▶ **Stated task**
Extract each line bearing the word "Urbai".
______________________________
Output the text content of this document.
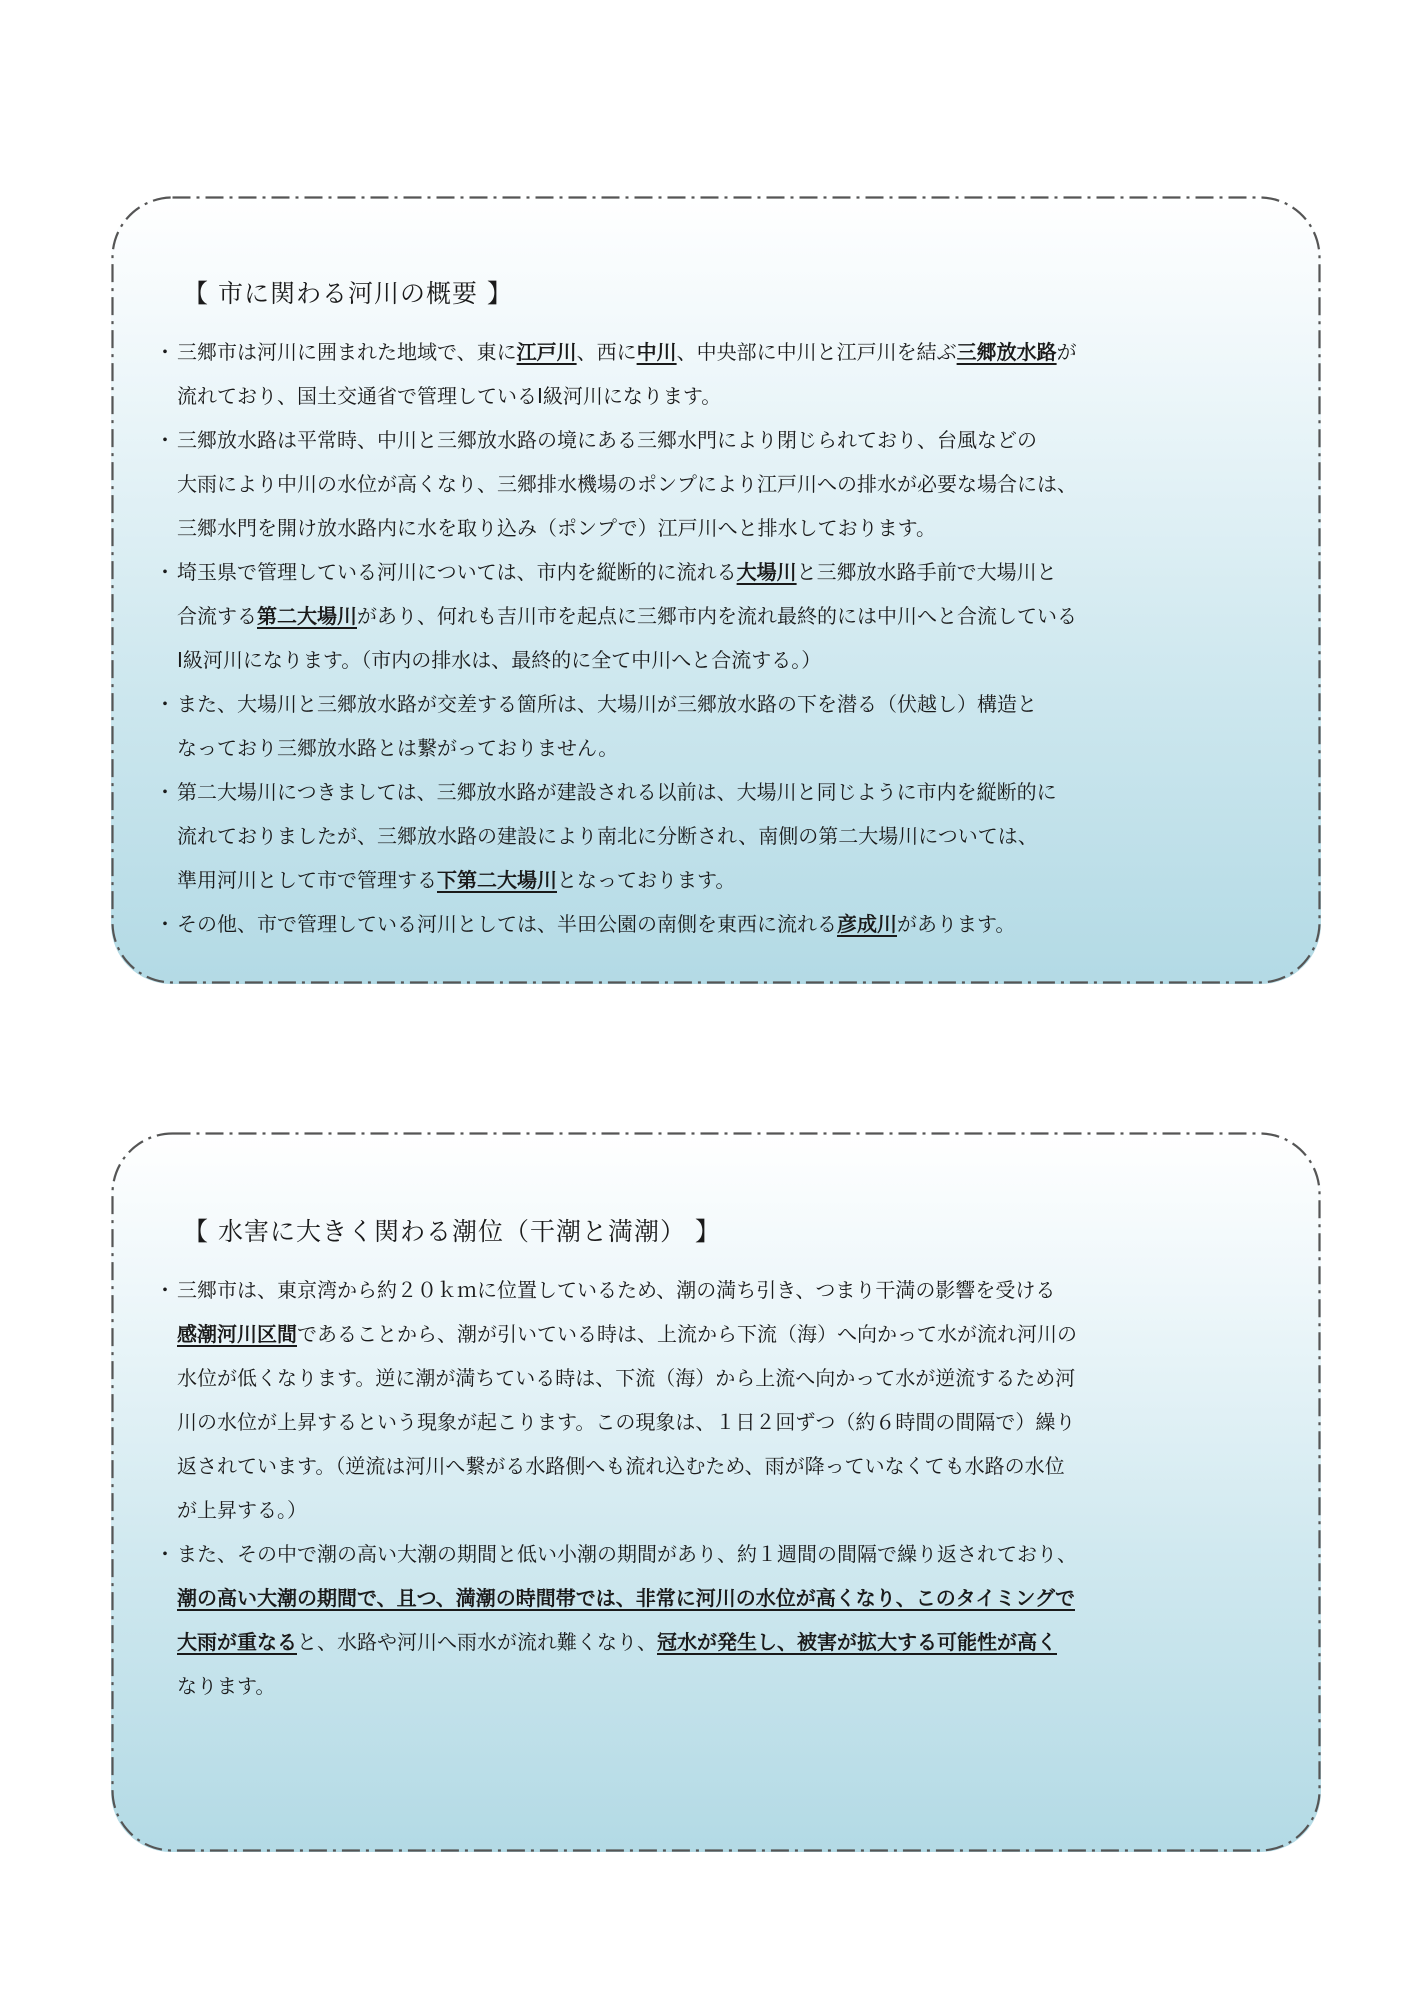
【 市に関わる河川の概要 】
・ 三郷市は河川に囲まれた地域で、東に江戸川、西に中川、中央部に中川と江戸川を結ぶ三郷放水路が
流れており、国土交通省で管理しているⅠ級河川になります。
・ 三郷放水路は平常時、中川と三郷放水路の境にある三郷水門により閉じられており、台風などの
大雨により中川の水位が高くなり、三郷排水機場のポンプにより江戸川への排水が必要な場合には、
三郷水門を開け放水路内に水を取り込み（ポンプで）江戸川へと排水しております。
・ 埼玉県で管理している河川については、市内を縦断的に流れる大場川と三郷放水路手前で大場川と
合流する第二大場川があり、何れも吉川市を起点に三郷市内を流れ最終的には中川へと合流している
Ⅰ級河川になります。（市内の排水は、最終的に全て中川へと合流する。）
・ また、大場川と三郷放水路が交差する箇所は、大場川が三郷放水路の下を潜る（伏越し）構造と
なっており三郷放水路とは繋がっておりません。
・ 第二大場川につきましては、三郷放水路が建設される以前は、大場川と同じように市内を縦断的に
流れておりましたが、三郷放水路の建設により南北に分断され、南側の第二大場川については、
準用河川として市で管理する下第二大場川となっております。
・ その他、市で管理している河川としては、半田公園の南側を東西に流れる彦成川があります。
【 水害に大きく関わる潮位（干潮と満潮） 】
・ 三郷市は、東京湾から約２０ｋｍに位置しているため、潮の満ち引き、つまり干満の影響を受ける
感潮河川区間であることから、潮が引いている時は、上流から下流（海）へ向かって水が流れ河川の
水位が低くなります。逆に潮が満ちている時は、下流（海）から上流へ向かって水が逆流するため河
川の水位が上昇するという現象が起こります。この現象は、１日２回ずつ（約６時間の間隔で）繰り
返されています。（逆流は河川へ繋がる水路側へも流れ込むため、雨が降っていなくても水路の水位
が上昇する。）
・ また、その中で潮の高い大潮の期間と低い小潮の期間があり、約１週間の間隔で繰り返されており、
潮の高い大潮の期間で、且つ、満潮の時間帯では、非常に河川の水位が高くなり、このタイミングで
大雨が重なると、水路や河川へ雨水が流れ難くなり、冠水が発生し、被害が拡大する可能性が高く
なります。
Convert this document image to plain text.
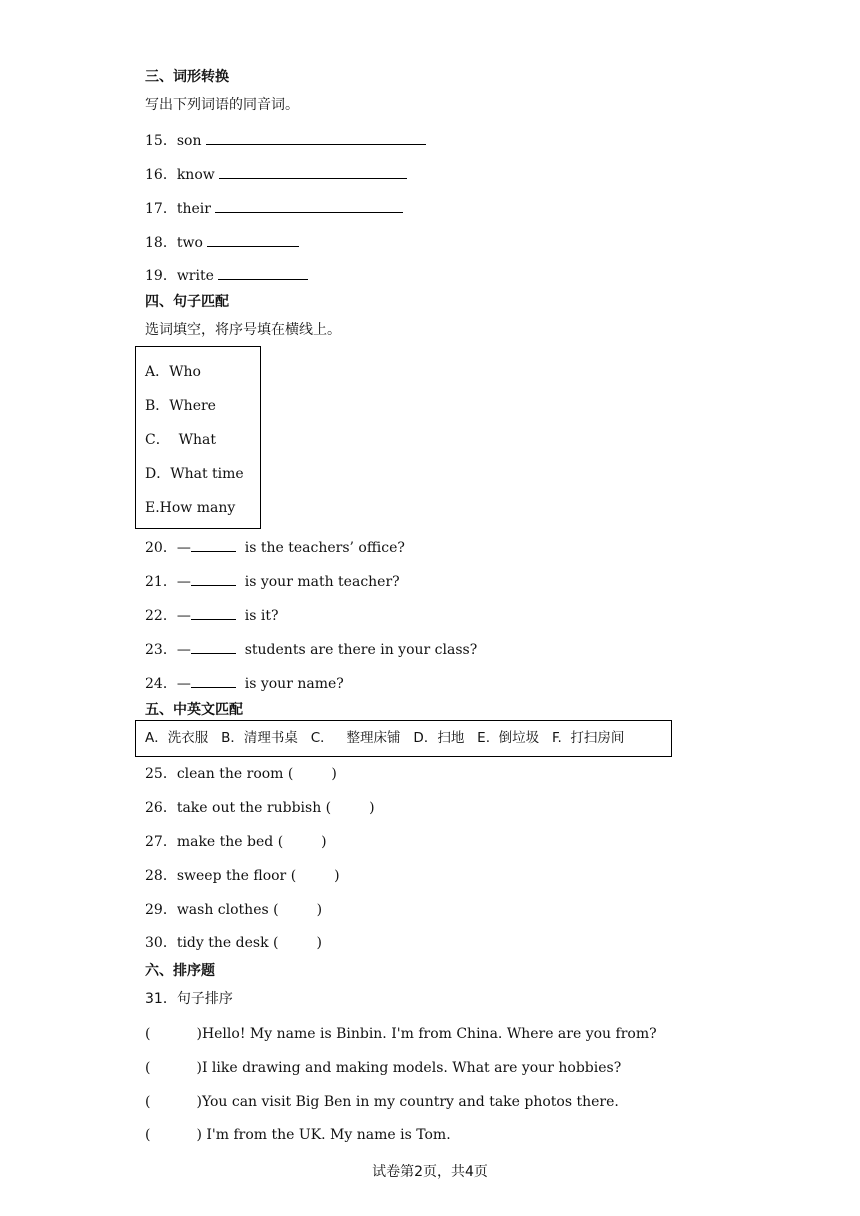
三、词形转换
写出下列词语的同音词。
15．son
16．know
17．their
18．two
19．write
四、句子匹配
选词填空，将序号填在横线上。
A．Who
B．Where
C．  What
D．What time
E.How many
20．—	is the teachers’ office?
21．—	is your math teacher?
22．—	is it?
23．—	students are there in your class?
24．—	is your name?
五、中英文匹配
A．洗衣服   B．清理书桌   C．   整理床铺   D．扫地   E.  倒垃圾   F.  打扫房间
25．clean the room (	)
26．take out the rubbish (	)
27．make the bed (	)
28．sweep the floor (	)
29．wash clothes (	)
30．tidy the desk (	)
六、排序题
31．句子排序
(	)Hello! My name is Binbin. I'm from China. Where are you from?
(	)I like drawing and making models. What are your hobbies?
(	)You can visit Big Ben in my country and take photos there.
(	) I'm from the UK. My name is Tom.
试卷第2页，共4页
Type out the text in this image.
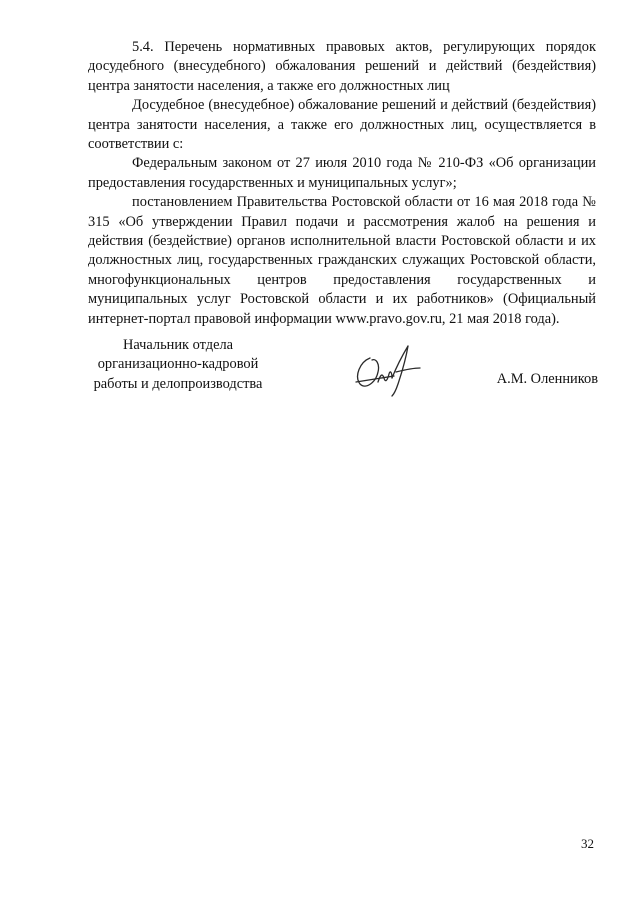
5.4. Перечень нормативных правовых актов, регулирующих порядок досудебного (внесудебного) обжалования решений и действий (бездействия) центра занятости населения, а также его должностных лиц

Досудебное (внесудебное) обжалование решений и действий (бездействия) центра занятости населения, а также его должностных лиц, осуществляется в соответствии с:

Федеральным законом от 27 июля 2010 года № 210-ФЗ «Об организации предоставления государственных и муниципальных услуг»;

постановлением Правительства Ростовской области от 16 мая 2018 года № 315 «Об утверждении Правил подачи и рассмотрения жалоб на решения и действия (бездействие) органов исполнительной власти Ростовской области и их должностных лиц, государственных гражданских служащих Ростовской области, многофункциональных центров предоставления государственных и муниципальных услуг Ростовской области и их работников» (Официальный интернет-портал правовой информации www.pravo.gov.ru, 21 мая 2018 года).

Начальник отдела
организационно-кадровой
работы и делопроизводства	А.М. Оленников
32
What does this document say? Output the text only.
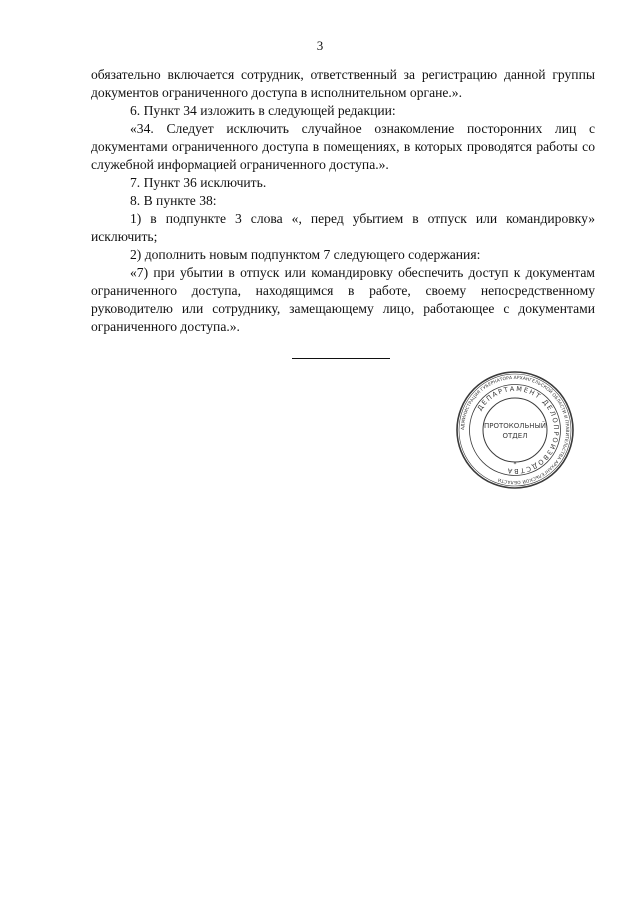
3

обязательно включается сотрудник, ответственный за регистрацию данной группы документов ограниченного доступа в исполнительном органе.».

6. Пункт 34 изложить в следующей редакции:

«34. Следует исключить случайное ознакомление посторонних лиц с документами ограниченного доступа в помещениях, в которых проводятся работы со служебной информацией ограниченного доступа.».

7. Пункт 36 исключить.

8. В пункте 38:

1) в подпункте 3 слова «, перед убытием в отпуск или командировку» исключить;

2) дополнить новым подпунктом 7 следующего содержания:

«7) при убытии в отпуск или командировку обеспечить доступ к документам ограниченного доступа, находящимся в работе, своему непосредственному руководителю или сотруднику, замещающему лицо, работающее с документами ограниченного доступа.».

АДМИНИСТРАЦИЯ ГУБЕРНАТОРА АРХАНГЕЛЬСКОЙ ОБЛАСТИ И ПРАВИТЕЛЬСТВА АРХАНГЕЛЬСКОЙ ОБЛАСТИ
ДЕПАРТАМЕНТ ДЕЛОПРОИЗВОДСТВА
ПРОТОКОЛЬНЫЙ
ОТДЕЛ
*
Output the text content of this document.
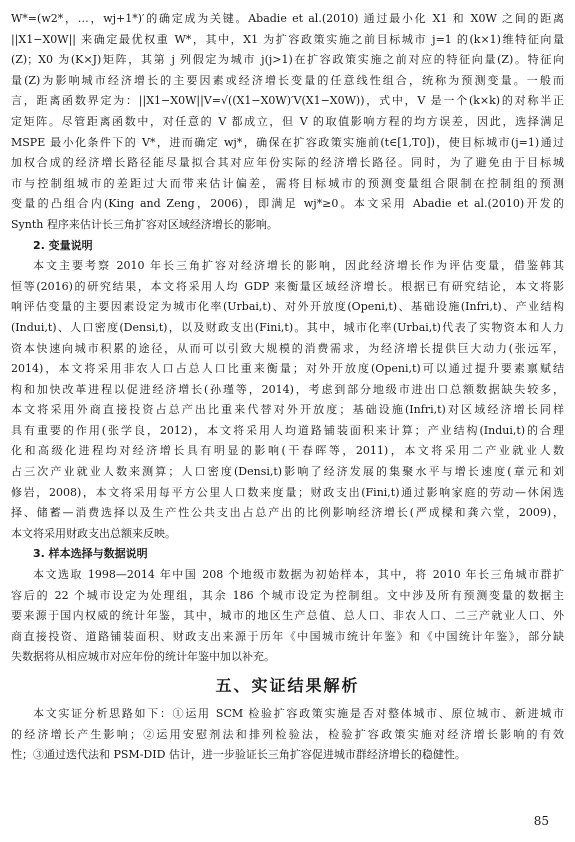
W*=(w2*，…，wj+1*)′的确定成为关键。Abadie et al.(2010) 通过最小化 X1 和 X0W 之间的距离
||X1−X0W|| 来确定最优权重 W*，其中，X1 为扩容政策实施之前目标城市 j=1 的(k×1)维特征向量
(Z)；X0 为(K×J)矩阵，其第 j 列假定为城市 j(j>1)在扩容政策实施之前对应的特征向量(Z)。特征向
量(Z)为影响城市经济增长的主要因素或经济增长变量的任意线性组合，统称为预测变量。一般而
言，距离函数界定为：||X1−X0W||V=√((X1−X0W)′V(X1−X0W))，式中，V 是一个(k×k)的对称半正
定矩阵。尽管距离函数中，对任意的 V 都成立，但 V 的取值影响方程的均方误差，因此，选择满足
MSPE 最小化条件下的 V*，进而确定 wj*，确保在扩容政策实施前(t∈[1,T0])，使目标城市(j=1)通过
加权合成的经济增长路径能尽量拟合其对应年份实际的经济增长路径。同时，为了避免由于目标城
市与控制组城市的差距过大而带来估计偏差，需将目标城市的预测变量组合限制在控制组的预测
变量的凸组合内(King and Zeng，2006)，即满足 wj*≥0。本文采用 Abadie et al.(2010)开发的
Synth 程序来估计长三角扩容对区域经济增长的影响。
2. 变量说明
本文主要考察 2010 年长三角扩容对经济增长的影响，因此经济增长作为评估变量，借鉴韩其
恒等(2016)的研究结果，本文将采用人均 GDP 来衡量区域经济增长。根据已有研究结论，本文将影
响评估变量的主要因素设定为城市化率(Urbai,t)、对外开放度(Openi,t)、基础设施(Infri,t)、产业结构
(Indui,t)、人口密度(Densi,t)，以及财政支出(Fini,t)。其中，城市化率(Urbai,t)代表了实物资本和人力
资本快速向城市积累的途径，从而可以引致大规模的消费需求，为经济增长提供巨大动力(张远军，
2014)，本文将采用非农人口占总人口比重来衡量；对外开放度(Openi,t)可以通过提升要素禀赋结
构和加快改革进程以促进经济增长(孙瑾等，2014)，考虑到部分地级市进出口总额数据缺失较多，
本文将采用外商直接投资占总产出比重来代替对外开放度；基础设施(Infri,t)对区域经济增长同样
具有重要的作用(张学良，2012)，本文将采用人均道路铺装面积来计算；产业结构(Indui,t)的合理
化和高级化进程均对经济增长具有明显的影响(干春晖等，2011)，本文将采用二产业就业人数
占三次产业就业人数来测算；人口密度(Densi,t)影响了经济发展的集聚水平与增长速度(章元和刘
修岩，2008)，本文将采用每平方公里人口数来度量；财政支出(Fini,t)通过影响家庭的劳动—休闲选
择、储蓄—消费选择以及生产性公共支出占总产出的比例影响经济增长(严成樑和龚六堂，2009)，
本文将采用财政支出总额来反映。
3. 样本选择与数据说明
本文选取 1998—2014 年中国 208 个地级市数据为初始样本，其中，将 2010 年长三角城市群扩
容后的 22 个城市设定为处理组，其余 186 个城市设定为控制组。文中涉及所有预测变量的数据主
要来源于国内权威的统计年鉴，其中，城市的地区生产总值、总人口、非农人口、二三产就业人口、外
商直接投资、道路铺装面积、财政支出来源于历年《中国城市统计年鉴》和《中国统计年鉴》，部分缺
失数据将从相应城市对应年份的统计年鉴中加以补充。
五、实证结果解析
本文实证分析思路如下：①运用 SCM 检验扩容政策实施是否对整体城市、原位城市、新进城市
的经济增长产生影响；②运用安慰剂法和排列检验法，检验扩容政策实施对经济增长影响的有效
性；③通过迭代法和 PSM-DID 估计，进一步验证长三角扩容促进城市群经济增长的稳健性。
85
______________________________
▶ **Exercise result**
响评估变量的主要因素设定为城市化率(Urbai,t)、对外开放度(Openi,t)、基础设施(Infri,t)、产业结构
(Indui,t)、人口密度(Densi,t)，以及财政支出(Fini,t)。其中，城市化率(Urbai,t)代表了实物资本和人力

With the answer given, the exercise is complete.